▶ Written problem
Select lines where the word "pakalpojumiem" appears.

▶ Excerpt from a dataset
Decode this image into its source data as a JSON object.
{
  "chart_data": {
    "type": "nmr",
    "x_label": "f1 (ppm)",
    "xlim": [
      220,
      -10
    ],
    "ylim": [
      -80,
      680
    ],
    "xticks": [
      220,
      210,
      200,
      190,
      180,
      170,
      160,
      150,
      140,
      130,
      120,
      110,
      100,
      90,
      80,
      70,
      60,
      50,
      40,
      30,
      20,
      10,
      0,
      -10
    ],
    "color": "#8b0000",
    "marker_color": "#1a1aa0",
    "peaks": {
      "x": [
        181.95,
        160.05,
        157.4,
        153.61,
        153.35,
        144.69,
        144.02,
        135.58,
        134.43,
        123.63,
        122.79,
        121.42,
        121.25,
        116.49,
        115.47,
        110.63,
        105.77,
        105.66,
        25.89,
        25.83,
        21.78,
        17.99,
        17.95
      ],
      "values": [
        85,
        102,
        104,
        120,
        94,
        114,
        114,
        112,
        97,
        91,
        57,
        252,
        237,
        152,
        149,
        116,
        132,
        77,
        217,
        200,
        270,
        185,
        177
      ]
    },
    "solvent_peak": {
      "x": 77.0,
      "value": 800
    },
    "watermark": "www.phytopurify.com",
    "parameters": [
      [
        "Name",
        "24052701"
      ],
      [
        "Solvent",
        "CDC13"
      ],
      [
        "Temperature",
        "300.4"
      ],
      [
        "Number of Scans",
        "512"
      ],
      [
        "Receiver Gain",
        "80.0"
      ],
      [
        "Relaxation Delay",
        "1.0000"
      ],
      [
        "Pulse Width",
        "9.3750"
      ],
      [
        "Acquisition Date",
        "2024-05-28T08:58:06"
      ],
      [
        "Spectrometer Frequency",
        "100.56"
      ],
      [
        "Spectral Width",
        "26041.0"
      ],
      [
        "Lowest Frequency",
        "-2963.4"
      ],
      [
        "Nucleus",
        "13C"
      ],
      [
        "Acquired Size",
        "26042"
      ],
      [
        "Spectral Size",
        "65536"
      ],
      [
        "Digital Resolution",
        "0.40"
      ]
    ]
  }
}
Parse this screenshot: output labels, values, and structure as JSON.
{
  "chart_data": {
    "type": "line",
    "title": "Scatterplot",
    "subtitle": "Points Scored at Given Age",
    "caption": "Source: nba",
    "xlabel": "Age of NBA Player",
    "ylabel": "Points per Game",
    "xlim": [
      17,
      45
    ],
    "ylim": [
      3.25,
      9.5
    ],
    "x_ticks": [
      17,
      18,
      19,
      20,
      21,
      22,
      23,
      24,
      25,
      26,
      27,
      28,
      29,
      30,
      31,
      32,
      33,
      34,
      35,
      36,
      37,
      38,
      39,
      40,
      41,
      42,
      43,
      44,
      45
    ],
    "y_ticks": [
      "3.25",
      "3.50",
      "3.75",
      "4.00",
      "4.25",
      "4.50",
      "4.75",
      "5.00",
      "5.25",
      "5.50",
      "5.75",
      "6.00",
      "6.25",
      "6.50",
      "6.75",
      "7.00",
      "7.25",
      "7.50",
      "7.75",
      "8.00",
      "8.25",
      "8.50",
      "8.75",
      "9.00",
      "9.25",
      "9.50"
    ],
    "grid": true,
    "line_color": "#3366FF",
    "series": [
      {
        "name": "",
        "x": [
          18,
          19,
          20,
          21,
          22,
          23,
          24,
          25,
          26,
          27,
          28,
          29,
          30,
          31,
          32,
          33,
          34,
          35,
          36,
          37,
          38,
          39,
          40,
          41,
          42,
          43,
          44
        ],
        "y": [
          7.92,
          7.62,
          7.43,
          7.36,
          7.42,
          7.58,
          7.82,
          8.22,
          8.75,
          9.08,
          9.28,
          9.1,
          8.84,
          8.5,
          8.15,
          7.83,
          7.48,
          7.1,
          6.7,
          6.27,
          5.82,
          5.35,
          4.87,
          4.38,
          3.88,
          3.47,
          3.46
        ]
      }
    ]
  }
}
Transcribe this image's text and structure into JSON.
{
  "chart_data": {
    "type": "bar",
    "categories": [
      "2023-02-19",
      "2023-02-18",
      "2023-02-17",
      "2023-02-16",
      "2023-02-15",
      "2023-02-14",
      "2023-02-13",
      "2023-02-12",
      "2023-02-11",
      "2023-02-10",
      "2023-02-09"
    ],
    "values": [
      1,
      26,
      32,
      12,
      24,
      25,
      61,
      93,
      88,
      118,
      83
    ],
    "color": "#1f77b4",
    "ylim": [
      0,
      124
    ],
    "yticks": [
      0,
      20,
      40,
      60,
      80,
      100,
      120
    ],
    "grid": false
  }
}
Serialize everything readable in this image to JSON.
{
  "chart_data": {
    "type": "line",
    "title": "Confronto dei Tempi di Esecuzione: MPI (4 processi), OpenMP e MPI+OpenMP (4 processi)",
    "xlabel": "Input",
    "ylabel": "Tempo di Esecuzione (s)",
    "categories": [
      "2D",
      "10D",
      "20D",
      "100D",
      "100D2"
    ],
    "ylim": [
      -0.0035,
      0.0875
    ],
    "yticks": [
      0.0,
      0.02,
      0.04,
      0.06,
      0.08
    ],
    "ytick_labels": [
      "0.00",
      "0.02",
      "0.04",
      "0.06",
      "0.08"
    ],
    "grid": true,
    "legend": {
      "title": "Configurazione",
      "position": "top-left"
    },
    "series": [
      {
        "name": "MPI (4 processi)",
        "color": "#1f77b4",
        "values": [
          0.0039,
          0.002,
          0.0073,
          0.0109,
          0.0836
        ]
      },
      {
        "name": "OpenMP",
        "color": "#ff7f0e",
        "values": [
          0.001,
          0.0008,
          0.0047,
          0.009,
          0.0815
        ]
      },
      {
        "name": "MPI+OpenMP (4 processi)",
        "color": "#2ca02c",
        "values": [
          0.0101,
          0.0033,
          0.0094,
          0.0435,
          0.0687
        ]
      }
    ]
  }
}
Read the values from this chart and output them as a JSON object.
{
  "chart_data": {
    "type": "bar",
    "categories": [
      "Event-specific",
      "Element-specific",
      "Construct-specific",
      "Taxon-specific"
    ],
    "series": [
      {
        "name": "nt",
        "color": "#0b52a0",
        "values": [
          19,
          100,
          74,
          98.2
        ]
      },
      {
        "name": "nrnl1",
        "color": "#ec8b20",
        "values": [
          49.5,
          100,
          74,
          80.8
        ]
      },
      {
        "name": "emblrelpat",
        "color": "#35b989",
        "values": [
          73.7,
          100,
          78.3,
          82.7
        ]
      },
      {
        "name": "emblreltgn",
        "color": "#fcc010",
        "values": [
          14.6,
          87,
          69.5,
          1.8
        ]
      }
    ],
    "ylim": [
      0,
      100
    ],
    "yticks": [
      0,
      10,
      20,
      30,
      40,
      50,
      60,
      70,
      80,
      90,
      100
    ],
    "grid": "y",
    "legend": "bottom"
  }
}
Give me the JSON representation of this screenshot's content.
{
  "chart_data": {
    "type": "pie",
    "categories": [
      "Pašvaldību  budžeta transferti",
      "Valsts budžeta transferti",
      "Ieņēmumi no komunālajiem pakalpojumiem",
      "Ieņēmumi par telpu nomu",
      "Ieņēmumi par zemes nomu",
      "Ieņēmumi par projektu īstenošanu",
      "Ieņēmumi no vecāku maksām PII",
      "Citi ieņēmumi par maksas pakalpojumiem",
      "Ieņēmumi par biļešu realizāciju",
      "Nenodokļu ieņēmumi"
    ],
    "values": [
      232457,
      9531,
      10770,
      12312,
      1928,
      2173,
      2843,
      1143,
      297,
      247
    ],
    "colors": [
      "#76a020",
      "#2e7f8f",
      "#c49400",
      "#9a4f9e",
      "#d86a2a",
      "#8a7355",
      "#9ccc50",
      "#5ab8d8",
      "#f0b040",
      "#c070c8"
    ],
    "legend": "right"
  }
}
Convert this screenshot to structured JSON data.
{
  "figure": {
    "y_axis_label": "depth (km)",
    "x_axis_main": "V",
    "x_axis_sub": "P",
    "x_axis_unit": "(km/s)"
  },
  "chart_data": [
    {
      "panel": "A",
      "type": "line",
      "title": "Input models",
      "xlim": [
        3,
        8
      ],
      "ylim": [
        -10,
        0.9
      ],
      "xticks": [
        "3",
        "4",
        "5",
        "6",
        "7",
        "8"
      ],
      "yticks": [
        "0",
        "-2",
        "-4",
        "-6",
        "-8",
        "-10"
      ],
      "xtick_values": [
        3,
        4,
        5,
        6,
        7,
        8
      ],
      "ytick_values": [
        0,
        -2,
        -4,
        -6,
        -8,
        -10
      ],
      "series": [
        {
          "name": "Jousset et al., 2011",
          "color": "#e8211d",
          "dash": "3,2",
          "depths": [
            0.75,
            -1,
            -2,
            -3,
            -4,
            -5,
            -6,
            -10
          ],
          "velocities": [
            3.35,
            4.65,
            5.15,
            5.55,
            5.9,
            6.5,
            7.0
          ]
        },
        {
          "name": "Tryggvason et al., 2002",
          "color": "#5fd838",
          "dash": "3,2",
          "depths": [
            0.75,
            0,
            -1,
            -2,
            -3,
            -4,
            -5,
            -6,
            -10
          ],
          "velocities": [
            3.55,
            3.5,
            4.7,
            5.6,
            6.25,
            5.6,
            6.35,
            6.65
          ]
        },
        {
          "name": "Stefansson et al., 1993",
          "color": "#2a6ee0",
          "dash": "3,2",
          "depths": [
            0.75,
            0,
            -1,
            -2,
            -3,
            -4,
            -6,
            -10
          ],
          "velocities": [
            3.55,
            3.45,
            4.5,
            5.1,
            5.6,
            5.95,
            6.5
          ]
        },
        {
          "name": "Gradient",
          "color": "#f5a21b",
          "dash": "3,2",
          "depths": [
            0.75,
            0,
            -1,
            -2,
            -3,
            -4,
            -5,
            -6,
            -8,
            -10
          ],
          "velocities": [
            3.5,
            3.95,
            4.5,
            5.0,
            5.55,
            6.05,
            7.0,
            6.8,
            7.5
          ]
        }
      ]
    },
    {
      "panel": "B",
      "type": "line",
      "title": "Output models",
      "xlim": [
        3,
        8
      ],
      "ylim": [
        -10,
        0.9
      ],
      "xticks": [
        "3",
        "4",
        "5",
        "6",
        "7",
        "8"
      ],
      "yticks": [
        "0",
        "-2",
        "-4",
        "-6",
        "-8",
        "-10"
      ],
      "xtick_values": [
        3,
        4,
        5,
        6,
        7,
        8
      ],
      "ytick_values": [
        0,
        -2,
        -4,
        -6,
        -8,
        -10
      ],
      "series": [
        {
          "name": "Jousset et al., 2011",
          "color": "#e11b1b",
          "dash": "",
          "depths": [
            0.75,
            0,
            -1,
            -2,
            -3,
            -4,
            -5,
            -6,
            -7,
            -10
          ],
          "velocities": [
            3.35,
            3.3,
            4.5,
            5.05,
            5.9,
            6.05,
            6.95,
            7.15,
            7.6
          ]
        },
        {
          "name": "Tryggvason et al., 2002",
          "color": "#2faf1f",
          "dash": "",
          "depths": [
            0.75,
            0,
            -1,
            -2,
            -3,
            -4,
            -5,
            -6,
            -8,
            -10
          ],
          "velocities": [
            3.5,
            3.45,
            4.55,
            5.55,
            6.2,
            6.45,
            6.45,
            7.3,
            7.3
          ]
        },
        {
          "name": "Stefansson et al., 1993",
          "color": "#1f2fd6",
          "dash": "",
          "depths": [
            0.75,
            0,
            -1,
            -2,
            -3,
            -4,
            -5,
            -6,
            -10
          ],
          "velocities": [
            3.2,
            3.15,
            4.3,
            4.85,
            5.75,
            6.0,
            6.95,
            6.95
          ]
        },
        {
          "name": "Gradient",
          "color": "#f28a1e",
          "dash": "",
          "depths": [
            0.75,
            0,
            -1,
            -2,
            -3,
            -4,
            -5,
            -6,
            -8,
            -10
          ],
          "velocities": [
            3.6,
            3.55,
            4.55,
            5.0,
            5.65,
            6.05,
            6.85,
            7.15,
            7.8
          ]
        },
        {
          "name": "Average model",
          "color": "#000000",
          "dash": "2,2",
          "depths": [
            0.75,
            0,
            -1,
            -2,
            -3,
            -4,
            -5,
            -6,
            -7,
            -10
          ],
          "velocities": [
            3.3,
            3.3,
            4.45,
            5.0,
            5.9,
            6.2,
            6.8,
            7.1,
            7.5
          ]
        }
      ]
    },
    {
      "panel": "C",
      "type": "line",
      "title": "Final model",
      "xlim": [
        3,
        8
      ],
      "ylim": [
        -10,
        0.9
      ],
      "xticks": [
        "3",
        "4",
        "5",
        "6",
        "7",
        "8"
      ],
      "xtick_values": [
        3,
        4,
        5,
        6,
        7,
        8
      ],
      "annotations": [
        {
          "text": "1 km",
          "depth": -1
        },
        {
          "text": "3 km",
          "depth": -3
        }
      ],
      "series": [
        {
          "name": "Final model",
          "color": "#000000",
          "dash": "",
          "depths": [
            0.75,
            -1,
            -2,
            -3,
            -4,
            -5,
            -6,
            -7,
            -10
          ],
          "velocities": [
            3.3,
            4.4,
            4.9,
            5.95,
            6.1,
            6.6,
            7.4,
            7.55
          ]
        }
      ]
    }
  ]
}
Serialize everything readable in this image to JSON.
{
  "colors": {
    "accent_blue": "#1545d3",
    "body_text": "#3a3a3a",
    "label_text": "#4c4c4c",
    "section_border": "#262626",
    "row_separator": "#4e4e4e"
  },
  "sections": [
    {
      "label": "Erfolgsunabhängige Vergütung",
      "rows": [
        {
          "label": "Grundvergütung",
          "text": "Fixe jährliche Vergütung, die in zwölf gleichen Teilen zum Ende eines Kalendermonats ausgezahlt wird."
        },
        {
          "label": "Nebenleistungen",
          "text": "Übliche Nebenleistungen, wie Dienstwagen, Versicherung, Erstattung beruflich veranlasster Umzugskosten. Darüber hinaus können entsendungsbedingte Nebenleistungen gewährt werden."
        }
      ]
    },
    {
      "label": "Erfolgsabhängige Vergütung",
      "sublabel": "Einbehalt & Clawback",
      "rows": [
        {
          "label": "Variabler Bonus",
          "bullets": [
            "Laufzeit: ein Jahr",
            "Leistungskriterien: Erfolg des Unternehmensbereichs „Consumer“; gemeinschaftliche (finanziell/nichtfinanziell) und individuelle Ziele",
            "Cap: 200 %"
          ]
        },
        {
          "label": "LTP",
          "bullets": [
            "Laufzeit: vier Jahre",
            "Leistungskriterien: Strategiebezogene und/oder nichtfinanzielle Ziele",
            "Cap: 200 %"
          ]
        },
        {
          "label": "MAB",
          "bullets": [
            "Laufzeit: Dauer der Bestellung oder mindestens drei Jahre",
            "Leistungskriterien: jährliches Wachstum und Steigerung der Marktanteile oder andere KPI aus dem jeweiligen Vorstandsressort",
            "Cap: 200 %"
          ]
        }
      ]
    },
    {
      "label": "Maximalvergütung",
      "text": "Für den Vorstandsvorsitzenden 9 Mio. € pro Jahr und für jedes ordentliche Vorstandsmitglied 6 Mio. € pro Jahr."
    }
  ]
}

▶ Response to the task
      "Ieņēmumi no komunālajiem pakalpojumiem",
      "Citi ieņēmumi par maksas pakalpojumiem",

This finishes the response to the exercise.